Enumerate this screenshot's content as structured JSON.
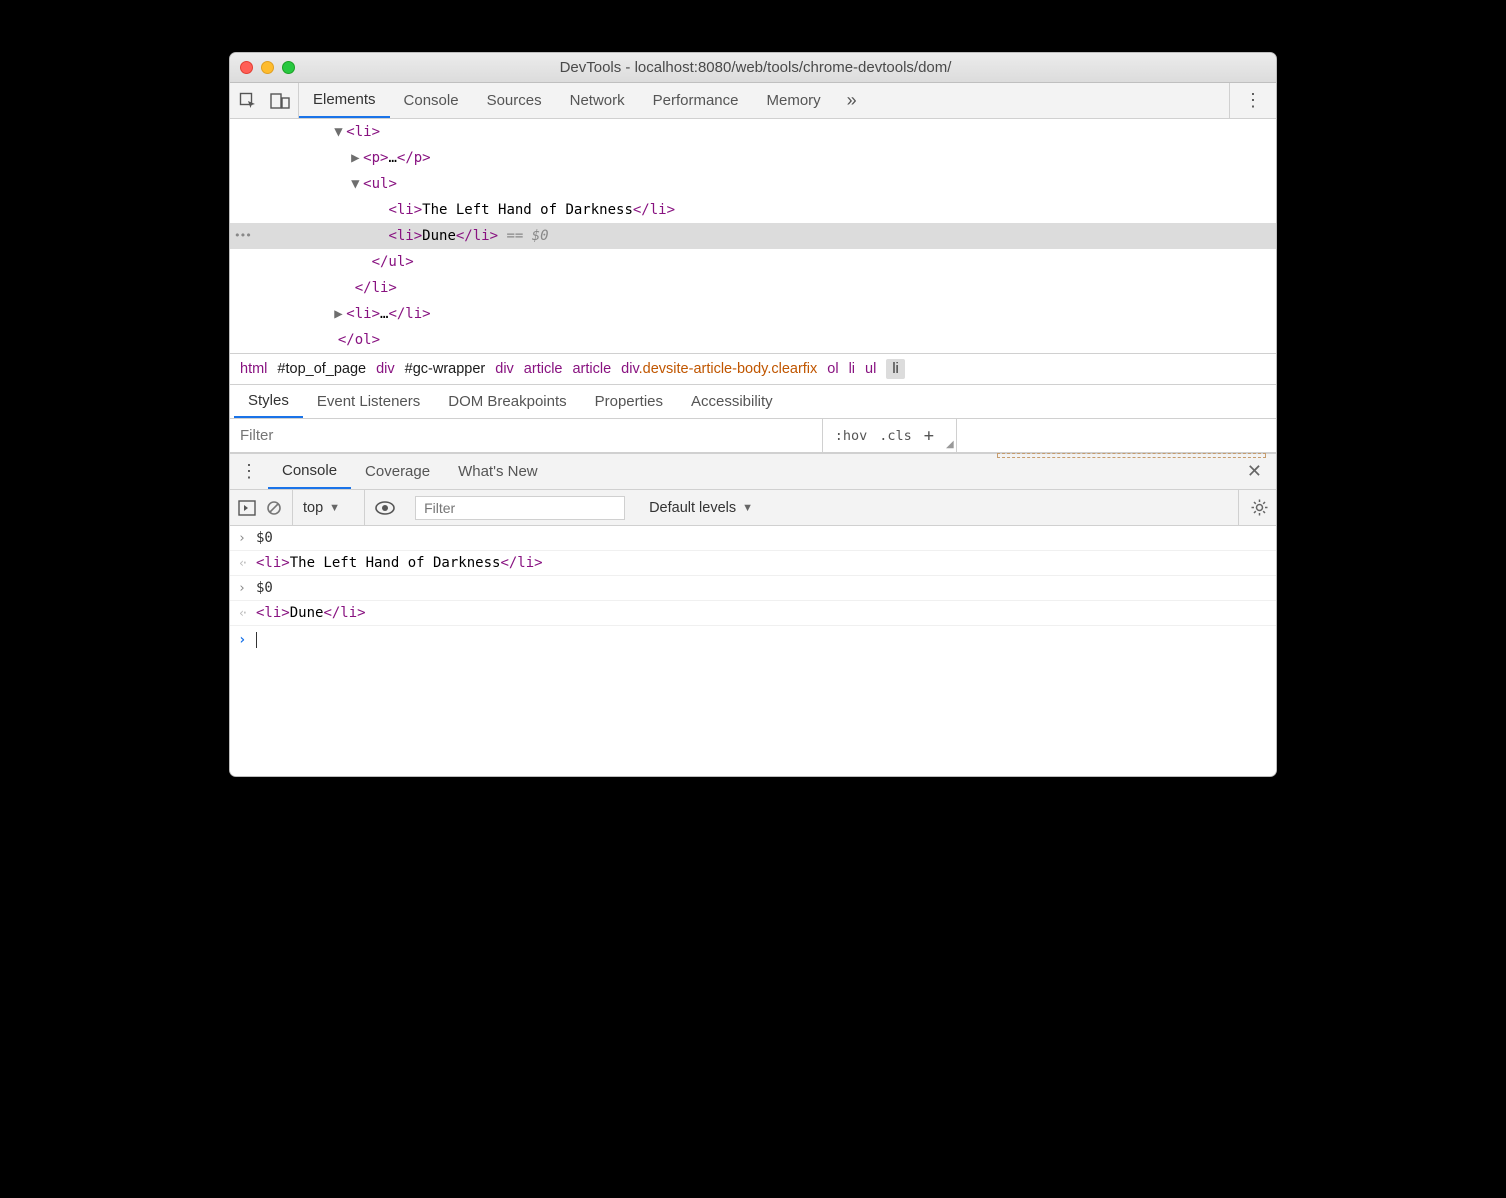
{
  "window_title": "DevTools - localhost:8080/web/tools/chrome-devtools/dom/",
  "main_tabs": [
    "Elements",
    "Console",
    "Sources",
    "Network",
    "Performance",
    "Memory"
  ],
  "main_tab_active": "Elements",
  "dom_tree": {
    "lines": [
      {
        "indent": 10,
        "tri": "▼",
        "open": "<li>",
        "close": ""
      },
      {
        "indent": 12,
        "tri": "▶",
        "open": "<p>",
        "mid": "…",
        "close": "</p>"
      },
      {
        "indent": 12,
        "tri": "▼",
        "open": "<ul>",
        "close": ""
      },
      {
        "indent": 15,
        "tri": "",
        "open": "<li>",
        "mid": "The Left Hand of Darkness",
        "close": "</li>"
      },
      {
        "indent": 15,
        "tri": "",
        "open": "<li>",
        "mid": "Dune",
        "close": "</li>",
        "selected": true,
        "suffix": " == $0"
      },
      {
        "indent": 13,
        "tri": "",
        "open": "</ul>",
        "close": ""
      },
      {
        "indent": 11,
        "tri": "",
        "open": "</li>",
        "close": ""
      },
      {
        "indent": 10,
        "tri": "▶",
        "open": "<li>",
        "mid": "…",
        "close": "</li>"
      },
      {
        "indent": 9,
        "tri": "",
        "open": "</ol>",
        "close": ""
      }
    ]
  },
  "breadcrumb": [
    {
      "t": "html",
      "k": "tag"
    },
    {
      "t": "#top_of_page",
      "k": "id"
    },
    {
      "t": "div",
      "k": "tag"
    },
    {
      "t": "#gc-wrapper",
      "k": "id"
    },
    {
      "t": "div",
      "k": "tag"
    },
    {
      "t": "article",
      "k": "tag"
    },
    {
      "t": "article",
      "k": "tag"
    },
    {
      "t": "div.devsite-article-body.clearfix",
      "k": "mixed"
    },
    {
      "t": "ol",
      "k": "tag"
    },
    {
      "t": "li",
      "k": "tag"
    },
    {
      "t": "ul",
      "k": "tag"
    },
    {
      "t": "li",
      "k": "sel"
    }
  ],
  "styles_tabs": [
    "Styles",
    "Event Listeners",
    "DOM Breakpoints",
    "Properties",
    "Accessibility"
  ],
  "styles_tab_active": "Styles",
  "styles_filter_placeholder": "Filter",
  "styles_pseudo": ":hov",
  "styles_cls": ".cls",
  "drawer_tabs": [
    "Console",
    "Coverage",
    "What's New"
  ],
  "drawer_tab_active": "Console",
  "console_context": "top",
  "console_filter_placeholder": "Filter",
  "console_levels": "Default levels",
  "console_lines": [
    {
      "type": "input",
      "text": "$0"
    },
    {
      "type": "output",
      "html": [
        {
          "tag": "<li>"
        },
        {
          "txt": "The Left Hand of Darkness"
        },
        {
          "tag": "</li>"
        }
      ],
      "indent": true
    },
    {
      "type": "input",
      "text": "$0"
    },
    {
      "type": "output",
      "html": [
        {
          "tag": "<li>"
        },
        {
          "txt": "Dune"
        },
        {
          "tag": "</li>"
        }
      ],
      "indent": true
    }
  ]
}
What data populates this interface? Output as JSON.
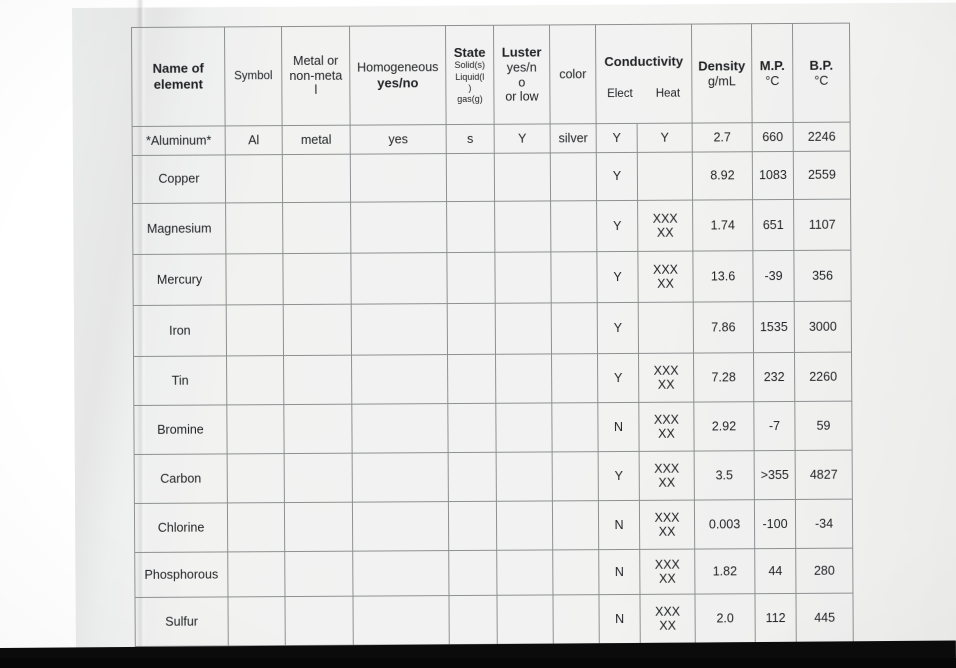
{
  "document": {
    "kind": "photographed-worksheet",
    "table_name": "element-properties-table"
  },
  "colors": {
    "paper": "#f1f1f0",
    "grid_line": "#8d9091",
    "ink_black": "#232427",
    "ink_blue": "#2c2fa8",
    "ink_red": "#b7556a",
    "dark_bar": "#0b0b0c"
  },
  "table": {
    "headers": {
      "name": {
        "line1": "Name of",
        "line2": "element"
      },
      "symbol": "Symbol",
      "metal": {
        "line1": "Metal or",
        "line2": "non-meta",
        "line3": "l"
      },
      "homogeneous": {
        "line1": "Homogeneous",
        "line2": "yes/no"
      },
      "state": {
        "title": "State",
        "line1": "Solid(s)",
        "line2": "Liquid(l",
        "line3": ")",
        "line4": "gas(g)"
      },
      "luster": {
        "title": "Luster",
        "line1": "yes/n",
        "line2": "o",
        "line3": "or low"
      },
      "color": "color",
      "conductivity": {
        "title": "Conductivity",
        "sub1": "Elect",
        "sub2": "Heat"
      },
      "density": {
        "line1": "Density",
        "line2": "g/mL"
      },
      "mp": {
        "line1": "M.P.",
        "line2": "°C"
      },
      "bp": {
        "line1": "B.P.",
        "line2": "°C"
      }
    },
    "rows": [
      {
        "name": "*Aluminum*",
        "symbol": "Al",
        "metal": "metal",
        "homogeneous": "yes",
        "state": "s",
        "luster": "Y",
        "color": "silver",
        "elect": "Y",
        "heat": "Y",
        "density": "2.7",
        "mp": "660",
        "bp": "2246",
        "ink": "blue"
      },
      {
        "name": "Copper",
        "symbol": "",
        "metal": "",
        "homogeneous": "",
        "state": "",
        "luster": "",
        "color": "",
        "elect": "Y",
        "heat": "",
        "density": "8.92",
        "mp": "1083",
        "bp": "2559",
        "ink": "black"
      },
      {
        "name": "Magnesium",
        "symbol": "",
        "metal": "",
        "homogeneous": "",
        "state": "",
        "luster": "",
        "color": "",
        "elect": "Y",
        "heat": "XXXXX",
        "density": "1.74",
        "mp": "651",
        "bp": "1107",
        "ink": "black"
      },
      {
        "name": "Mercury",
        "symbol": "",
        "metal": "",
        "homogeneous": "",
        "state": "",
        "luster": "",
        "color": "",
        "elect": "Y",
        "heat": "XXXXX",
        "density": "13.6",
        "mp": "-39",
        "bp": "356",
        "ink": "black"
      },
      {
        "name": "Iron",
        "symbol": "",
        "metal": "",
        "homogeneous": "",
        "state": "",
        "luster": "",
        "color": "",
        "elect": "Y",
        "heat": "",
        "density": "7.86",
        "mp": "1535",
        "bp": "3000",
        "ink": "black"
      },
      {
        "name": "Tin",
        "symbol": "",
        "metal": "",
        "homogeneous": "",
        "state": "",
        "luster": "",
        "color": "",
        "elect": "Y",
        "heat": "XXXXX",
        "density": "7.28",
        "mp": "232",
        "bp": "2260",
        "ink": "black"
      },
      {
        "name": "Bromine",
        "symbol": "",
        "metal": "",
        "homogeneous": "",
        "state": "",
        "luster": "",
        "color": "",
        "elect": "N",
        "heat": "XXXXX",
        "density": "2.92",
        "mp": "-7",
        "bp": "59",
        "ink": "black"
      },
      {
        "name": "Carbon",
        "symbol": "",
        "metal": "",
        "homogeneous": "",
        "state": "",
        "luster": "",
        "color": "",
        "elect": "Y",
        "heat": "XXXXX",
        "density": "3.5",
        "mp": ">355",
        "bp": "4827",
        "ink": "black",
        "elect_ink": "red"
      },
      {
        "name": "Chlorine",
        "symbol": "",
        "metal": "",
        "homogeneous": "",
        "state": "",
        "luster": "",
        "color": "",
        "elect": "N",
        "heat": "XXXXX",
        "density": "0.003",
        "mp": "-100",
        "bp": "-34",
        "ink": "black"
      },
      {
        "name": "Phosphorous",
        "symbol": "",
        "metal": "",
        "homogeneous": "",
        "state": "",
        "luster": "",
        "color": "",
        "elect": "N",
        "heat": "XXXXX",
        "density": "1.82",
        "mp": "44",
        "bp": "280",
        "ink": "black"
      },
      {
        "name": "Sulfur",
        "symbol": "",
        "metal": "",
        "homogeneous": "",
        "state": "",
        "luster": "",
        "color": "",
        "elect": "N",
        "heat": "XXXXX",
        "density": "2.0",
        "mp": "112",
        "bp": "445",
        "ink": "black"
      }
    ]
  }
}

§

» **WHAT TO DO**: Repeat all of the records verbatim, leaving out the pictures.

» **FINAL RESULT**:
Enumerate this screenshot's content as structured JSON.
{
  "window_title": "DevTools - localhost:8080/web/tools/chrome-devtools/dom/",
  "main_tabs": [
    "Elements",
    "Console",
    "Sources",
    "Network",
    "Performance",
    "Memory"
  ],
  "main_tab_active": "Elements",
  "dom_tree": {
    "lines": [
      {
        "indent": 10,
        "tri": "▼",
        "open": "<li>",
        "close": ""
      },
      {
        "indent": 12,
        "tri": "▶",
        "open": "<p>",
        "mid": "…",
        "close": "</p>"
      },
      {
        "indent": 12,
        "tri": "▼",
        "open": "<ul>",
        "close": ""
      },
      {
        "indent": 15,
        "tri": "",
        "open": "<li>",
        "mid": "The Left Hand of Darkness",
        "close": "</li>"
      },
      {
        "indent": 15,
        "tri": "",
        "open": "<li>",
        "mid": "Dune",
        "close": "</li>",
        "selected": true,
        "suffix": " == $0"
      },
      {
        "indent": 13,
        "tri": "",
        "open": "</ul>",
        "close": ""
      },
      {
        "indent": 11,
        "tri": "",
        "open": "</li>",
        "close": ""
      },
      {
        "indent": 10,
        "tri": "▶",
        "open": "<li>",
        "mid": "…",
        "close": "</li>"
      },
      {
        "indent": 9,
        "tri": "",
        "open": "</ol>",
        "close": ""
      }
    ]
  },
  "breadcrumb": [
    {
      "t": "html",
      "k": "tag"
    },
    {
      "t": "#top_of_page",
      "k": "id"
    },
    {
      "t": "div",
      "k": "tag"
    },
    {
      "t": "#gc-wrapper",
      "k": "id"
    },
    {
      "t": "div",
      "k": "tag"
    },
    {
      "t": "article",
      "k": "tag"
    },
    {
      "t": "article",
      "k": "tag"
    },
    {
      "t": "div.devsite-article-body.clearfix",
      "k": "mixed"
    },
    {
      "t": "ol",
      "k": "tag"
    },
    {
      "t": "li",
      "k": "tag"
    },
    {
      "t": "ul",
      "k": "tag"
    },
    {
      "t": "li",
      "k": "sel"
    }
  ],
  "styles_tabs": [
    "Styles",
    "Event Listeners",
    "DOM Breakpoints",
    "Properties",
    "Accessibility"
  ],
  "styles_tab_active": "Styles",
  "styles_filter_placeholder": "Filter",
  "styles_pseudo": ":hov",
  "styles_cls": ".cls",
  "drawer_tabs": [
    "Console",
    "Coverage",
    "What's New"
  ],
  "drawer_tab_active": "Console",
  "console_context": "top",
  "console_filter_placeholder": "Filter",
  "console_levels": "Default levels",
  "console_lines": [
    {
      "type": "input",
      "text": "$0"
    },
    {
      "type": "output",
      "html": [
        {
          "tag": "<li>"
        },
        {
          "txt": "The Left Hand of Darkness"
        },
        {
          "tag": "</li>"
        }
      ],
      "indent": true
    },
    {
      "type": "input",
      "text": "$0"
    },
    {
      "type": "output",
      "html": [
        {
          "tag": "<li>"
        },
        {
          "txt": "Dune"
        },
        {
          "tag": "</li>"
        }
      ],
      "indent": true
    }
  ]
}
What data populates this interface? Output as JSON.
{
  "document": {
    "kind": "photographed-worksheet",
    "table_name": "element-properties-table"
  },
  "colors": {
    "paper": "#f1f1f0",
    "grid_line": "#8d9091",
    "ink_black": "#232427",
    "ink_blue": "#2c2fa8",
    "ink_red": "#b7556a",
    "dark_bar": "#0b0b0c"
  },
  "table": {
    "headers": {
      "name": {
        "line1": "Name of",
        "line2": "element"
      },
      "symbol": "Symbol",
      "metal": {
        "line1": "Metal or",
        "line2": "non-meta",
        "line3": "l"
      },
      "homogeneous": {
        "line1": "Homogeneous",
        "line2": "yes/no"
      },
      "state": {
        "title": "State",
        "line1": "Solid(s)",
        "line2": "Liquid(l",
        "line3": ")",
        "line4": "gas(g)"
      },
      "luster": {
        "title": "Luster",
        "line1": "yes/n",
        "line2": "o",
        "line3": "or low"
      },
      "color": "color",
      "conductivity": {
        "title": "Conductivity",
        "sub1": "Elect",
        "sub2": "Heat"
      },
      "density": {
        "line1": "Density",
        "line2": "g/mL"
      },
      "mp": {
        "line1": "M.P.",
        "line2": "°C"
      },
      "bp": {
        "line1": "B.P.",
        "line2": "°C"
      }
    },
    "rows": [
      {
        "name": "*Aluminum*",
        "symbol": "Al",
        "metal": "metal",
        "homogeneous": "yes",
        "state": "s",
        "luster": "Y",
        "color": "silver",
        "elect": "Y",
        "heat": "Y",
        "density": "2.7",
        "mp": "660",
        "bp": "2246",
        "ink": "blue"
      },
      {
        "name": "Copper",
        "symbol": "",
        "metal": "",
        "homogeneous": "",
        "state": "",
        "luster": "",
        "color": "",
        "elect": "Y",
        "heat": "",
        "density": "8.92",
        "mp": "1083",
        "bp": "2559",
        "ink": "black"
      },
      {
        "name": "Magnesium",
        "symbol": "",
        "metal": "",
        "homogeneous": "",
        "state": "",
        "luster": "",
        "color": "",
        "elect": "Y",
        "heat": "XXXXX",
        "density": "1.74",
        "mp": "651",
        "bp": "1107",
        "ink": "black"
      },
      {
        "name": "Mercury",
        "symbol": "",
        "metal": "",
        "homogeneous": "",
        "state": "",
        "luster": "",
        "color": "",
        "elect": "Y",
        "heat": "XXXXX",
        "density": "13.6",
        "mp": "-39",
        "bp": "356",
        "ink": "black"
      },
      {
        "name": "Iron",
        "symbol": "",
        "metal": "",
        "homogeneous": "",
        "state": "",
        "luster": "",
        "color": "",
        "elect": "Y",
        "heat": "",
        "density": "7.86",
        "mp": "1535",
        "bp": "3000",
        "ink": "black"
      },
      {
        "name": "Tin",
        "symbol": "",
        "metal": "",
        "homogeneous": "",
        "state": "",
        "luster": "",
        "color": "",
        "elect": "Y",
        "heat": "XXXXX",
        "density": "7.28",
        "mp": "232",
        "bp": "2260",
        "ink": "black"
      },
      {
        "name": "Bromine",
        "symbol": "",
        "metal": "",
        "homogeneous": "",
        "state": "",
        "luster": "",
        "color": "",
        "elect": "N",
        "heat": "XXXXX",
        "density": "2.92",
        "mp": "-7",
        "bp": "59",
        "ink": "black"
      },
      {
        "name": "Carbon",
        "symbol": "",
        "metal": "",
        "homogeneous": "",
        "state": "",
        "luster": "",
        "color": "",
        "elect": "Y",
        "heat": "XXXXX",
        "density": "3.5",
        "mp": ">355",
        "bp": "4827",
        "ink": "black",
        "elect_ink": "red"
      },
      {
        "name": "Chlorine",
        "symbol": "",
        "metal": "",
        "homogeneous": "",
        "state": "",
        "luster": "",
        "color": "",
        "elect": "N",
        "heat": "XXXXX",
        "density": "0.003",
        "mp": "-100",
        "bp": "-34",
        "ink": "black"
      },
      {
        "name": "Phosphorous",
        "symbol": "",
        "metal": "",
        "homogeneous": "",
        "state": "",
        "luster": "",
        "color": "",
        "elect": "N",
        "heat": "XXXXX",
        "density": "1.82",
        "mp": "44",
        "bp": "280",
        "ink": "black"
      },
      {
        "name": "Sulfur",
        "symbol": "",
        "metal": "",
        "homogeneous": "",
        "state": "",
        "luster": "",
        "color": "",
        "elect": "N",
        "heat": "XXXXX",
        "density": "2.0",
        "mp": "112",
        "bp": "445",
        "ink": "black"
      }
    ]
  }
}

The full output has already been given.